___ Raw data ___

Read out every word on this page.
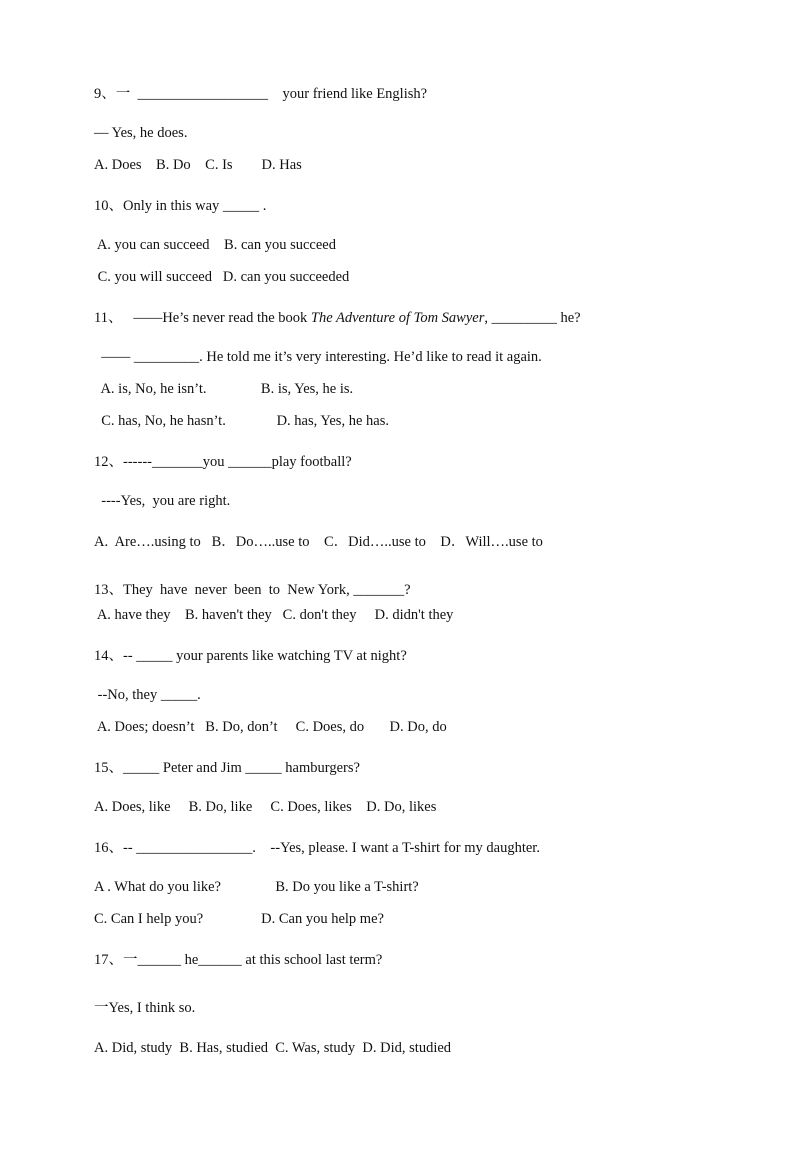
9、一  __________________    your friend like English?
— Yes, he does.
A. Does    B. Do    C. Is        D. Has
10、Only in this way _____ .
A. you can succeed    B. can you succeed
C. you will succeed   D. can you succeeded
11、   ——He’s never read the book The Adventure of Tom Sawyer, _________ he?
—— _________. He told me it’s very interesting. He’d like to read it again.
A. is, No, he isn’t.               B. is, Yes, he is.
C. has, No, he hasn’t.              D. has, Yes, he has.
12、------_______you ______play football?
----Yes,  you are right.
A.  Are….using to   B．Do…..use to    C．Did…..use to    D．Will….use to
13、They  have  never  been  to  New York, _______?
A. have they    B. haven't they   C. don't they     D. didn't they
14、-- _____ your parents like watching TV at night?
--No, they _____.
A. Does; doesn’t   B. Do, don’t     C. Does, do       D. Do, do
15、_____ Peter and Jim _____ hamburgers?
A. Does, like     B. Do, like     C. Does, likes    D. Do, likes
16、-- ________________.    --Yes, please. I want a T-shirt for my daughter.
A . What do you like?               B. Do you like a T-shirt?
C. Can I help you?                D. Can you help me?
17、一______ he______ at this school last term?
一Yes, I think so.
A. Did, study  B. Has, studied  C. Was, study  D. Did, studied
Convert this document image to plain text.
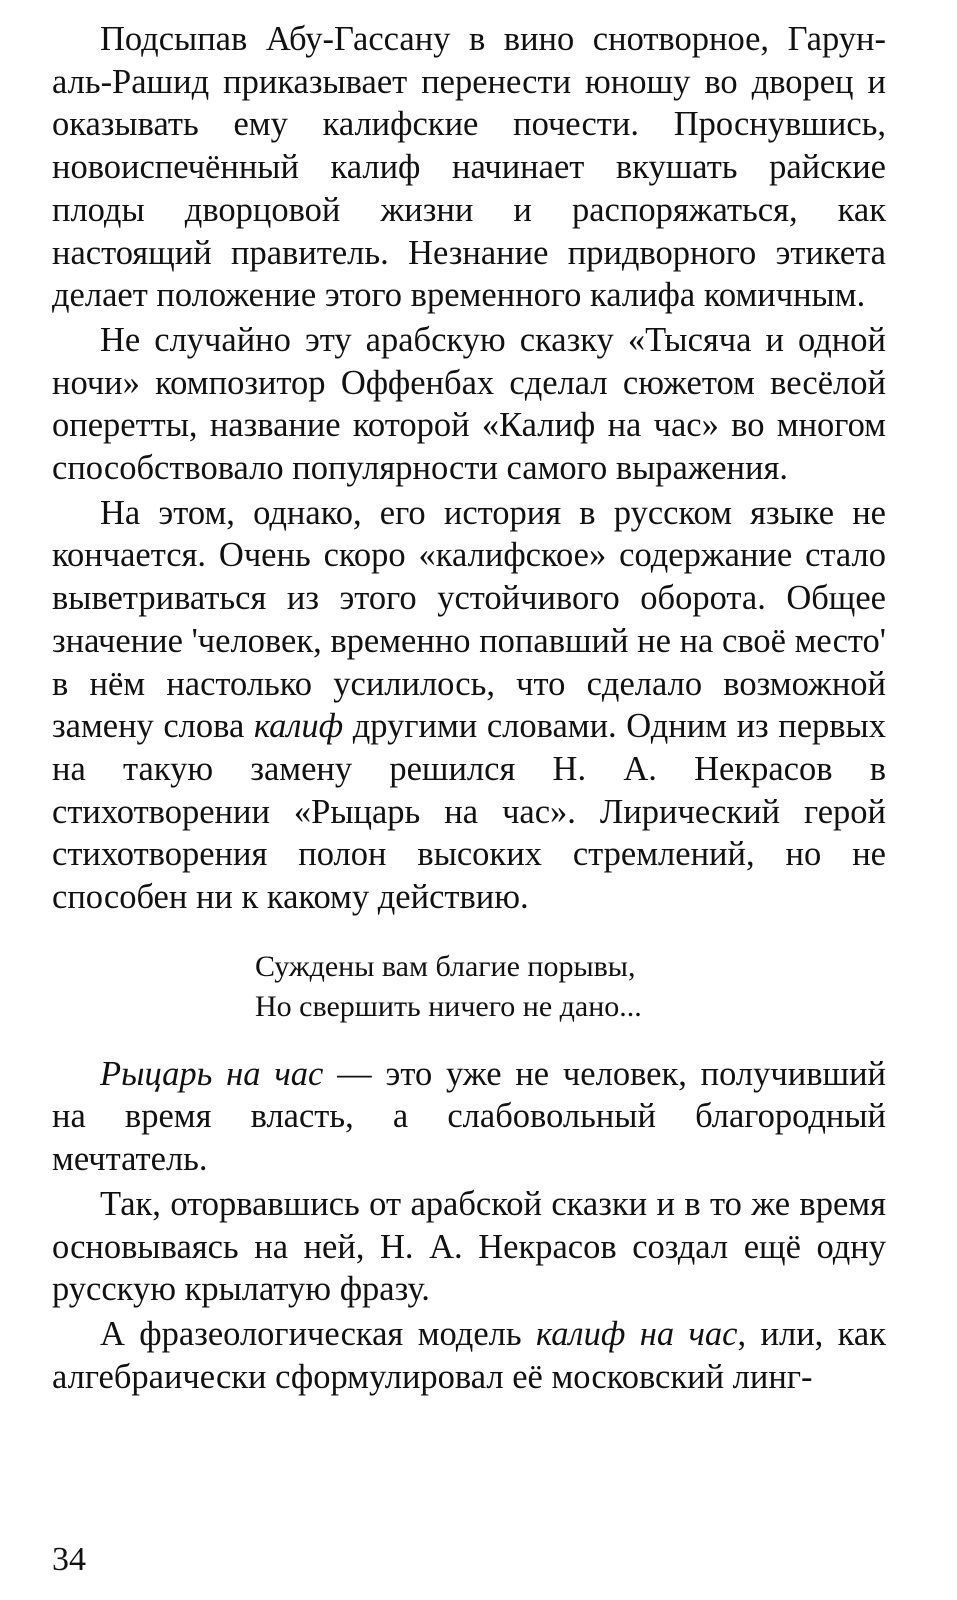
Подсыпав Абу-Гассану в вино снотворное, Гарун-аль-Рашид приказывает перенести юношу во дворец и оказывать ему калифские почести. Проснувшись, новоиспечённый калиф начинает вкушать райские плоды дворцовой жизни и распоряжаться, как настоящий правитель. Незнание придворного этикета делает положение этого временного калифа комичным.

Не случайно эту арабскую сказку «Тысяча и одной ночи» композитор Оффенбах сделал сюжетом весёлой оперетты, название которой «Калиф на час» во многом способствовало популярности самого выражения.

На этом, однако, его история в русском языке не кончается. Очень скоро «калифское» содержание стало выветриваться из этого устойчивого оборота. Общее значение 'человек, временно попавший не на своё место' в нём настолько усилилось, что сделало возможной замену слова калиф другими словами. Одним из первых на такую замену решился Н. А. Некрасов в стихотворении «Рыцарь на час». Лирический герой стихотворения полон высоких стремлений, но не способен ни к какому действию.

Суждены вам благие порывы,
Но свершить ничего не дано...

Рыцарь на час — это уже не человек, получивший на время власть, а слабовольный благородный мечтатель.

Так, оторвавшись от арабской сказки и в то же время основываясь на ней, Н. А. Некрасов создал ещё одну русскую крылатую фразу.

А фразеологическая модель калиф на час, или, как алгебраически сформулировал её московский линг-

34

___

Required task: Transcribe all the records above word for word, without their images.

Response to the exercise:
Read out every word on this page.
9、一  __________________    your friend like English?
— Yes, he does.
A. Does    B. Do    C. Is        D. Has
10、Only in this way _____ .
A. you can succeed    B. can you succeed
C. you will succeed   D. can you succeeded
11、   ——He’s never read the book The Adventure of Tom Sawyer, _________ he?
—— _________. He told me it’s very interesting. He’d like to read it again.
A. is, No, he isn’t.               B. is, Yes, he is.
C. has, No, he hasn’t.              D. has, Yes, he has.
12、------_______you ______play football?
----Yes,  you are right.
A.  Are….using to   B．Do…..use to    C．Did…..use to    D．Will….use to
13、They  have  never  been  to  New York, _______?
A. have they    B. haven't they   C. don't they     D. didn't they
14、-- _____ your parents like watching TV at night?
--No, they _____.
A. Does; doesn’t   B. Do, don’t     C. Does, do       D. Do, do
15、_____ Peter and Jim _____ hamburgers?
A. Does, like     B. Do, like     C. Does, likes    D. Do, likes
16、-- ________________.    --Yes, please. I want a T-shirt for my daughter.
A . What do you like?               B. Do you like a T-shirt?
C. Can I help you?                D. Can you help me?
17、一______ he______ at this school last term?
一Yes, I think so.
A. Did, study  B. Has, studied  C. Was, study  D. Did, studied
Convert this document image to plain text.
Подсыпав Абу-Гассану в вино снотворное, Гарун-аль-Рашид приказывает перенести юношу во дворец и оказывать ему калифские почести. Проснувшись, новоиспечённый калиф начинает вкушать райские плоды дворцовой жизни и распоряжаться, как настоящий правитель. Незнание придворного этикета делает положение этого временного калифа комичным.

Не случайно эту арабскую сказку «Тысяча и одной ночи» композитор Оффенбах сделал сюжетом весёлой оперетты, название которой «Калиф на час» во многом способствовало популярности самого выражения.

На этом, однако, его история в русском языке не кончается. Очень скоро «калифское» содержание стало выветриваться из этого устойчивого оборота. Общее значение 'человек, временно попавший не на своё место' в нём настолько усилилось, что сделало возможной замену слова калиф другими словами. Одним из первых на такую замену решился Н. А. Некрасов в стихотворении «Рыцарь на час». Лирический герой стихотворения полон высоких стремлений, но не способен ни к какому действию.

Суждены вам благие порывы,
Но свершить ничего не дано...

Рыцарь на час — это уже не человек, получивший на время власть, а слабовольный благородный мечтатель.

Так, оторвавшись от арабской сказки и в то же время основываясь на ней, Н. А. Некрасов создал ещё одну русскую крылатую фразу.

А фразеологическая модель калиф на час, или, как алгебраически сформулировал её московский линг-

34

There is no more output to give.